EXCERPTED DATA>
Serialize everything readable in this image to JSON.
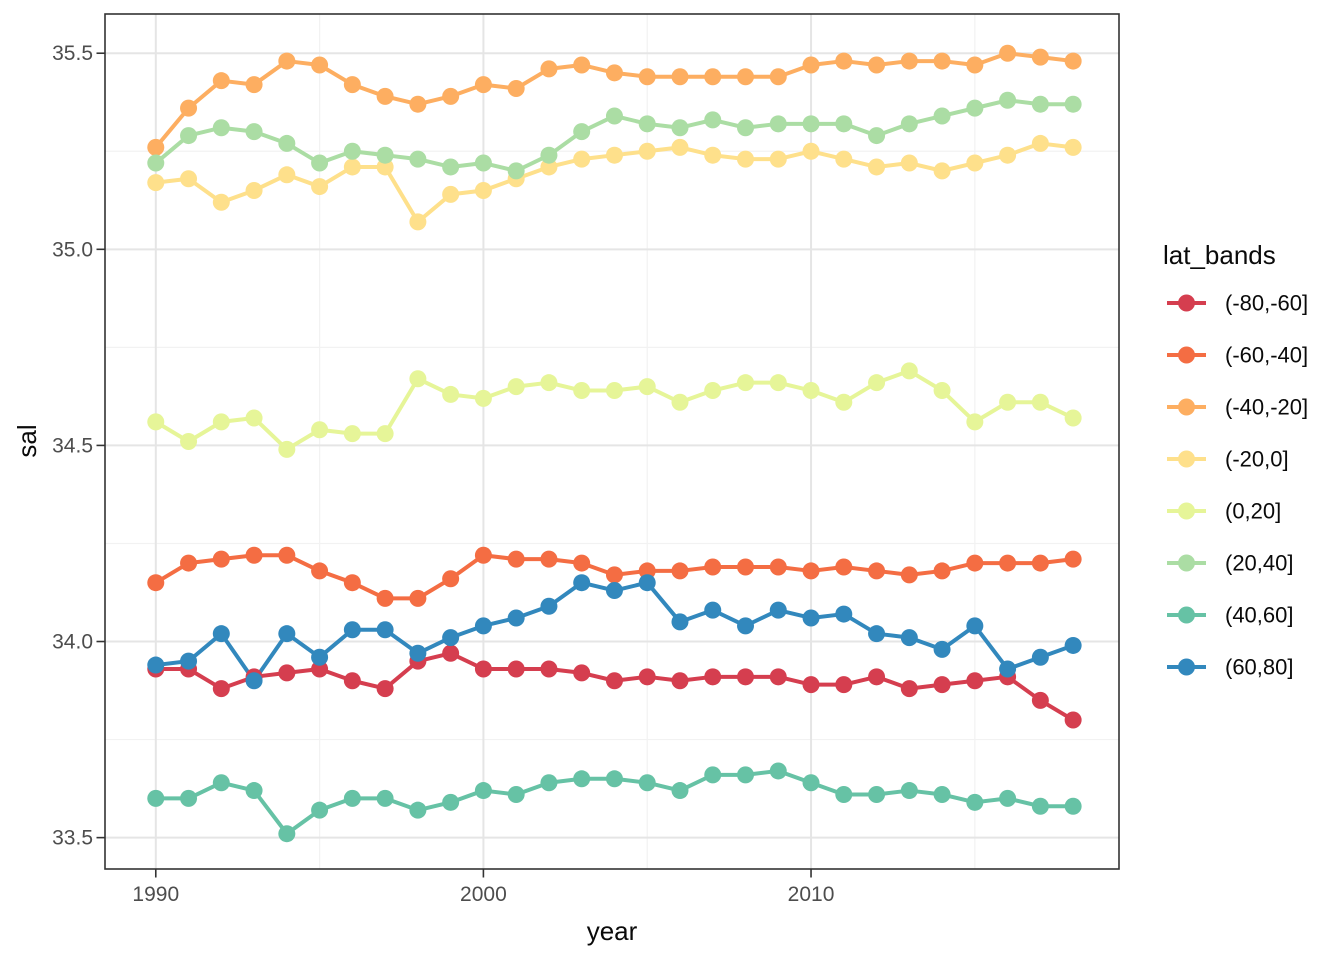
{
  "chart_data": {
    "type": "line",
    "title": "",
    "xlabel": "year",
    "ylabel": "sal",
    "xlim": [
      1988.45,
      2019.4
    ],
    "ylim": [
      33.42,
      35.6
    ],
    "grid": "major+minor",
    "x_ticks": {
      "major": [
        1990,
        2000,
        2010
      ],
      "minor": [
        1995,
        2005,
        2015
      ]
    },
    "y_ticks": {
      "major": [
        33.5,
        34.0,
        34.5,
        35.0,
        35.5
      ],
      "major_labels": [
        "33.5",
        "34.0",
        "34.5",
        "35.0",
        "35.5"
      ],
      "minor": [
        33.75,
        34.25,
        34.75,
        35.25
      ]
    },
    "legend": {
      "title": "lat_bands",
      "position": "right"
    },
    "x": [
      1990,
      1991,
      1992,
      1993,
      1994,
      1995,
      1996,
      1997,
      1998,
      1999,
      2000,
      2001,
      2002,
      2003,
      2004,
      2005,
      2006,
      2007,
      2008,
      2009,
      2010,
      2011,
      2012,
      2013,
      2014,
      2015,
      2016,
      2017,
      2018
    ],
    "series": [
      {
        "name": "(-80,-60]",
        "color": "#D53E4F",
        "values": [
          33.93,
          33.93,
          33.88,
          33.91,
          33.92,
          33.93,
          33.9,
          33.88,
          33.95,
          33.97,
          33.93,
          33.93,
          33.93,
          33.92,
          33.9,
          33.91,
          33.9,
          33.91,
          33.91,
          33.91,
          33.89,
          33.89,
          33.91,
          33.88,
          33.89,
          33.9,
          33.91,
          33.85,
          33.8
        ]
      },
      {
        "name": "(-60,-40]",
        "color": "#F46D43",
        "values": [
          34.15,
          34.2,
          34.21,
          34.22,
          34.22,
          34.18,
          34.15,
          34.11,
          34.11,
          34.16,
          34.22,
          34.21,
          34.21,
          34.2,
          34.17,
          34.18,
          34.18,
          34.19,
          34.19,
          34.19,
          34.18,
          34.19,
          34.18,
          34.17,
          34.18,
          34.2,
          34.2,
          34.2,
          34.21
        ]
      },
      {
        "name": "(-40,-20]",
        "color": "#FDAE61",
        "values": [
          35.26,
          35.36,
          35.43,
          35.42,
          35.48,
          35.47,
          35.42,
          35.39,
          35.37,
          35.39,
          35.42,
          35.41,
          35.46,
          35.47,
          35.45,
          35.44,
          35.44,
          35.44,
          35.44,
          35.44,
          35.47,
          35.48,
          35.47,
          35.48,
          35.48,
          35.47,
          35.5,
          35.49,
          35.48
        ]
      },
      {
        "name": "(-20,0]",
        "color": "#FEE08B",
        "values": [
          35.17,
          35.18,
          35.12,
          35.15,
          35.19,
          35.16,
          35.21,
          35.21,
          35.07,
          35.14,
          35.15,
          35.18,
          35.21,
          35.23,
          35.24,
          35.25,
          35.26,
          35.24,
          35.23,
          35.23,
          35.25,
          35.23,
          35.21,
          35.22,
          35.2,
          35.22,
          35.24,
          35.27,
          35.26
        ]
      },
      {
        "name": "(0,20]",
        "color": "#E6F598",
        "values": [
          34.56,
          34.51,
          34.56,
          34.57,
          34.49,
          34.54,
          34.53,
          34.53,
          34.67,
          34.63,
          34.62,
          34.65,
          34.66,
          34.64,
          34.64,
          34.65,
          34.61,
          34.64,
          34.66,
          34.66,
          34.64,
          34.61,
          34.66,
          34.69,
          34.64,
          34.56,
          34.61,
          34.61,
          34.57
        ]
      },
      {
        "name": "(20,40]",
        "color": "#ABDDA4",
        "values": [
          35.22,
          35.29,
          35.31,
          35.3,
          35.27,
          35.22,
          35.25,
          35.24,
          35.23,
          35.21,
          35.22,
          35.2,
          35.24,
          35.3,
          35.34,
          35.32,
          35.31,
          35.33,
          35.31,
          35.32,
          35.32,
          35.32,
          35.29,
          35.32,
          35.34,
          35.36,
          35.38,
          35.37,
          35.37
        ]
      },
      {
        "name": "(40,60]",
        "color": "#66C2A5",
        "values": [
          33.6,
          33.6,
          33.64,
          33.62,
          33.51,
          33.57,
          33.6,
          33.6,
          33.57,
          33.59,
          33.62,
          33.61,
          33.64,
          33.65,
          33.65,
          33.64,
          33.62,
          33.66,
          33.66,
          33.67,
          33.64,
          33.61,
          33.61,
          33.62,
          33.61,
          33.59,
          33.6,
          33.58,
          33.58
        ]
      },
      {
        "name": "(60,80]",
        "color": "#3288BD",
        "values": [
          33.94,
          33.95,
          34.02,
          33.9,
          34.02,
          33.96,
          34.03,
          34.03,
          33.97,
          34.01,
          34.04,
          34.06,
          34.09,
          34.15,
          34.13,
          34.15,
          34.05,
          34.08,
          34.04,
          34.08,
          34.06,
          34.07,
          34.02,
          34.01,
          33.98,
          34.04,
          33.93,
          33.96,
          33.99
        ]
      }
    ]
  },
  "style": {
    "background": "#FFFFFF",
    "panel_background": "#FFFFFF",
    "panel_border": "#333333",
    "grid_major": "#E5E5E5",
    "grid_minor": "#F2F2F2",
    "tick_color": "#333333",
    "tick_label_color": "#4D4D4D",
    "axis_title_color": "#0A0A0A",
    "legend_text_color": "#0A0A0A"
  }
}
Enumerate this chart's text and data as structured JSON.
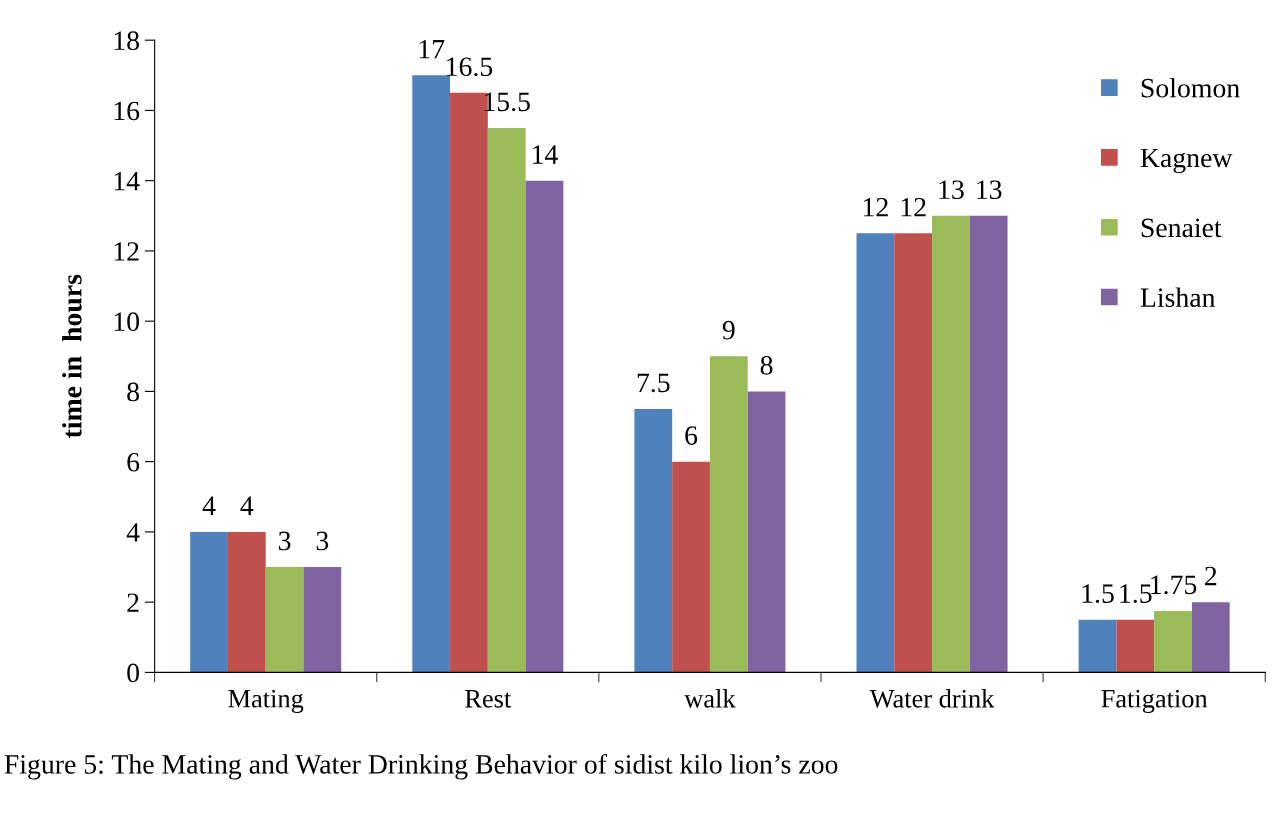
{
  "chart_data": {
    "type": "bar",
    "ylabel": "time in  hours",
    "categories": [
      "Mating",
      "Rest",
      "walk",
      "Water drink",
      "Fatigation"
    ],
    "series": [
      {
        "name": "Solomon",
        "color": "#4f81bd",
        "values": [
          4,
          17,
          7.5,
          12.5,
          1.5
        ],
        "value_labels": [
          "4",
          "17",
          "7.5",
          "12",
          "1.5"
        ]
      },
      {
        "name": "Kagnew",
        "color": "#c0504d",
        "values": [
          4,
          16.5,
          6,
          12.5,
          1.5
        ],
        "value_labels": [
          "4",
          "16.5",
          "6",
          "12",
          "1.5"
        ]
      },
      {
        "name": "Senaiet",
        "color": "#9bbb59",
        "values": [
          3,
          15.5,
          9,
          13,
          1.75
        ],
        "value_labels": [
          "3",
          "15.5",
          "9",
          "13",
          "1.75"
        ]
      },
      {
        "name": "Lishan",
        "color": "#8064a2",
        "values": [
          3,
          14,
          8,
          13,
          2
        ],
        "value_labels": [
          "3",
          "14",
          "8",
          "13",
          "2"
        ]
      }
    ],
    "ylim": [
      0,
      18
    ],
    "yticks": [
      0,
      2,
      4,
      6,
      8,
      10,
      12,
      14,
      16,
      18
    ],
    "grid": false,
    "legend": "top right",
    "annotations": [
      "Figure 5: The Mating and Water Drinking Behavior of sidist kilo lion’s zoo"
    ]
  }
}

WHAT THE EXERCISE ASKS> Print the complete listing exactly as it stands, without its pictures.

ANSWER TO THE PROBLEM>
Serialize everything readable in this image to JSON.
{
  "chart_data": {
    "type": "line",
    "title": "",
    "xlabel": "year",
    "ylabel": "sal",
    "xlim": [
      1988.45,
      2019.4
    ],
    "ylim": [
      33.42,
      35.6
    ],
    "grid": "major+minor",
    "x_ticks": {
      "major": [
        1990,
        2000,
        2010
      ],
      "minor": [
        1995,
        2005,
        2015
      ]
    },
    "y_ticks": {
      "major": [
        33.5,
        34.0,
        34.5,
        35.0,
        35.5
      ],
      "major_labels": [
        "33.5",
        "34.0",
        "34.5",
        "35.0",
        "35.5"
      ],
      "minor": [
        33.75,
        34.25,
        34.75,
        35.25
      ]
    },
    "legend": {
      "title": "lat_bands",
      "position": "right"
    },
    "x": [
      1990,
      1991,
      1992,
      1993,
      1994,
      1995,
      1996,
      1997,
      1998,
      1999,
      2000,
      2001,
      2002,
      2003,
      2004,
      2005,
      2006,
      2007,
      2008,
      2009,
      2010,
      2011,
      2012,
      2013,
      2014,
      2015,
      2016,
      2017,
      2018
    ],
    "series": [
      {
        "name": "(-80,-60]",
        "color": "#D53E4F",
        "values": [
          33.93,
          33.93,
          33.88,
          33.91,
          33.92,
          33.93,
          33.9,
          33.88,
          33.95,
          33.97,
          33.93,
          33.93,
          33.93,
          33.92,
          33.9,
          33.91,
          33.9,
          33.91,
          33.91,
          33.91,
          33.89,
          33.89,
          33.91,
          33.88,
          33.89,
          33.9,
          33.91,
          33.85,
          33.8
        ]
      },
      {
        "name": "(-60,-40]",
        "color": "#F46D43",
        "values": [
          34.15,
          34.2,
          34.21,
          34.22,
          34.22,
          34.18,
          34.15,
          34.11,
          34.11,
          34.16,
          34.22,
          34.21,
          34.21,
          34.2,
          34.17,
          34.18,
          34.18,
          34.19,
          34.19,
          34.19,
          34.18,
          34.19,
          34.18,
          34.17,
          34.18,
          34.2,
          34.2,
          34.2,
          34.21
        ]
      },
      {
        "name": "(-40,-20]",
        "color": "#FDAE61",
        "values": [
          35.26,
          35.36,
          35.43,
          35.42,
          35.48,
          35.47,
          35.42,
          35.39,
          35.37,
          35.39,
          35.42,
          35.41,
          35.46,
          35.47,
          35.45,
          35.44,
          35.44,
          35.44,
          35.44,
          35.44,
          35.47,
          35.48,
          35.47,
          35.48,
          35.48,
          35.47,
          35.5,
          35.49,
          35.48
        ]
      },
      {
        "name": "(-20,0]",
        "color": "#FEE08B",
        "values": [
          35.17,
          35.18,
          35.12,
          35.15,
          35.19,
          35.16,
          35.21,
          35.21,
          35.07,
          35.14,
          35.15,
          35.18,
          35.21,
          35.23,
          35.24,
          35.25,
          35.26,
          35.24,
          35.23,
          35.23,
          35.25,
          35.23,
          35.21,
          35.22,
          35.2,
          35.22,
          35.24,
          35.27,
          35.26
        ]
      },
      {
        "name": "(0,20]",
        "color": "#E6F598",
        "values": [
          34.56,
          34.51,
          34.56,
          34.57,
          34.49,
          34.54,
          34.53,
          34.53,
          34.67,
          34.63,
          34.62,
          34.65,
          34.66,
          34.64,
          34.64,
          34.65,
          34.61,
          34.64,
          34.66,
          34.66,
          34.64,
          34.61,
          34.66,
          34.69,
          34.64,
          34.56,
          34.61,
          34.61,
          34.57
        ]
      },
      {
        "name": "(20,40]",
        "color": "#ABDDA4",
        "values": [
          35.22,
          35.29,
          35.31,
          35.3,
          35.27,
          35.22,
          35.25,
          35.24,
          35.23,
          35.21,
          35.22,
          35.2,
          35.24,
          35.3,
          35.34,
          35.32,
          35.31,
          35.33,
          35.31,
          35.32,
          35.32,
          35.32,
          35.29,
          35.32,
          35.34,
          35.36,
          35.38,
          35.37,
          35.37
        ]
      },
      {
        "name": "(40,60]",
        "color": "#66C2A5",
        "values": [
          33.6,
          33.6,
          33.64,
          33.62,
          33.51,
          33.57,
          33.6,
          33.6,
          33.57,
          33.59,
          33.62,
          33.61,
          33.64,
          33.65,
          33.65,
          33.64,
          33.62,
          33.66,
          33.66,
          33.67,
          33.64,
          33.61,
          33.61,
          33.62,
          33.61,
          33.59,
          33.6,
          33.58,
          33.58
        ]
      },
      {
        "name": "(60,80]",
        "color": "#3288BD",
        "values": [
          33.94,
          33.95,
          34.02,
          33.9,
          34.02,
          33.96,
          34.03,
          34.03,
          33.97,
          34.01,
          34.04,
          34.06,
          34.09,
          34.15,
          34.13,
          34.15,
          34.05,
          34.08,
          34.04,
          34.08,
          34.06,
          34.07,
          34.02,
          34.01,
          33.98,
          34.04,
          33.93,
          33.96,
          33.99
        ]
      }
    ]
  },
  "style": {
    "background": "#FFFFFF",
    "panel_background": "#FFFFFF",
    "panel_border": "#333333",
    "grid_major": "#E5E5E5",
    "grid_minor": "#F2F2F2",
    "tick_color": "#333333",
    "tick_label_color": "#4D4D4D",
    "axis_title_color": "#0A0A0A",
    "legend_text_color": "#0A0A0A"
  }
}
Enumerate this chart's text and data as structured JSON.
{
  "chart_data": {
    "type": "bar",
    "ylabel": "time in  hours",
    "categories": [
      "Mating",
      "Rest",
      "walk",
      "Water drink",
      "Fatigation"
    ],
    "series": [
      {
        "name": "Solomon",
        "color": "#4f81bd",
        "values": [
          4,
          17,
          7.5,
          12.5,
          1.5
        ],
        "value_labels": [
          "4",
          "17",
          "7.5",
          "12",
          "1.5"
        ]
      },
      {
        "name": "Kagnew",
        "color": "#c0504d",
        "values": [
          4,
          16.5,
          6,
          12.5,
          1.5
        ],
        "value_labels": [
          "4",
          "16.5",
          "6",
          "12",
          "1.5"
        ]
      },
      {
        "name": "Senaiet",
        "color": "#9bbb59",
        "values": [
          3,
          15.5,
          9,
          13,
          1.75
        ],
        "value_labels": [
          "3",
          "15.5",
          "9",
          "13",
          "1.75"
        ]
      },
      {
        "name": "Lishan",
        "color": "#8064a2",
        "values": [
          3,
          14,
          8,
          13,
          2
        ],
        "value_labels": [
          "3",
          "14",
          "8",
          "13",
          "2"
        ]
      }
    ],
    "ylim": [
      0,
      18
    ],
    "yticks": [
      0,
      2,
      4,
      6,
      8,
      10,
      12,
      14,
      16,
      18
    ],
    "grid": false,
    "legend": "top right",
    "annotations": [
      "Figure 5: The Mating and Water Drinking Behavior of sidist kilo lion’s zoo"
    ]
  }
}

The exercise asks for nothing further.